## What you have to do
Transcribe each of the records below exactly, excluding all pictures.

--- Start Source data ---

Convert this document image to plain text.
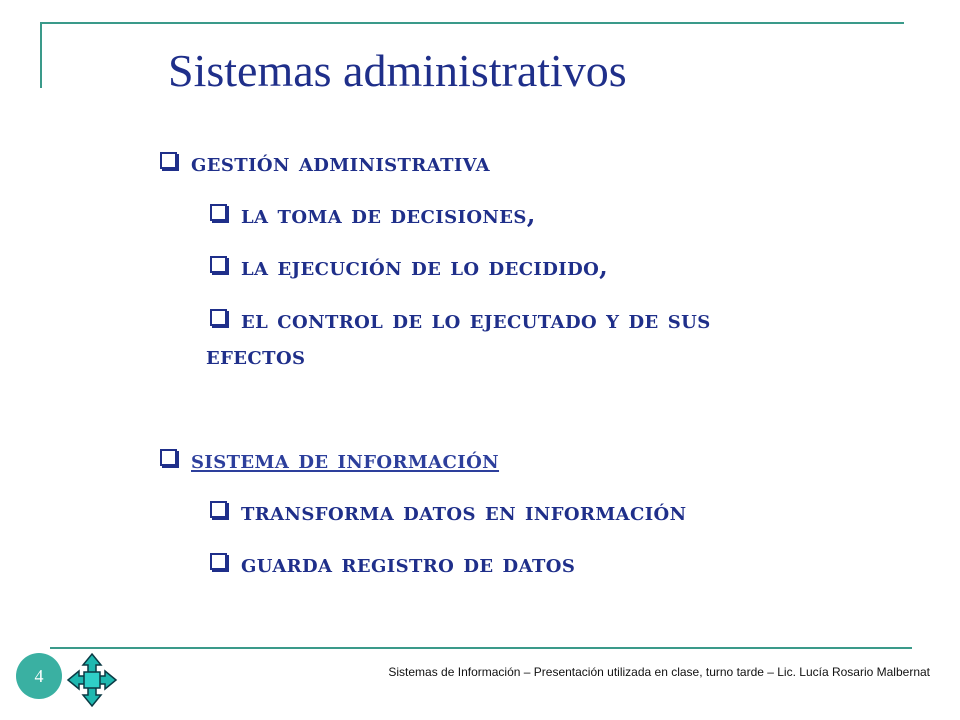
Sistemas administrativos
gestión administrativa
la toma de decisiones,
la ejecución de lo decidido,
el control de lo ejecutado y de sus
efectos
sistema de información
transforma datos en información
guarda registro de datos
4	Sistemas de Información – Presentación utilizada en clase, turno tarde – Lic. Lucía Rosario Malbernat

--- End Source data ---

## Response
Convert this document image to plain text.
Sistemas administrativos
gestión administrativa
la toma de decisiones,
la ejecución de lo decidido,
el control de lo ejecutado y de sus
efectos
sistema de información
transforma datos en información
guarda registro de datos
4	Sistemas de Información – Presentación utilizada en clase, turno tarde – Lic. Lucía Rosario Malbernat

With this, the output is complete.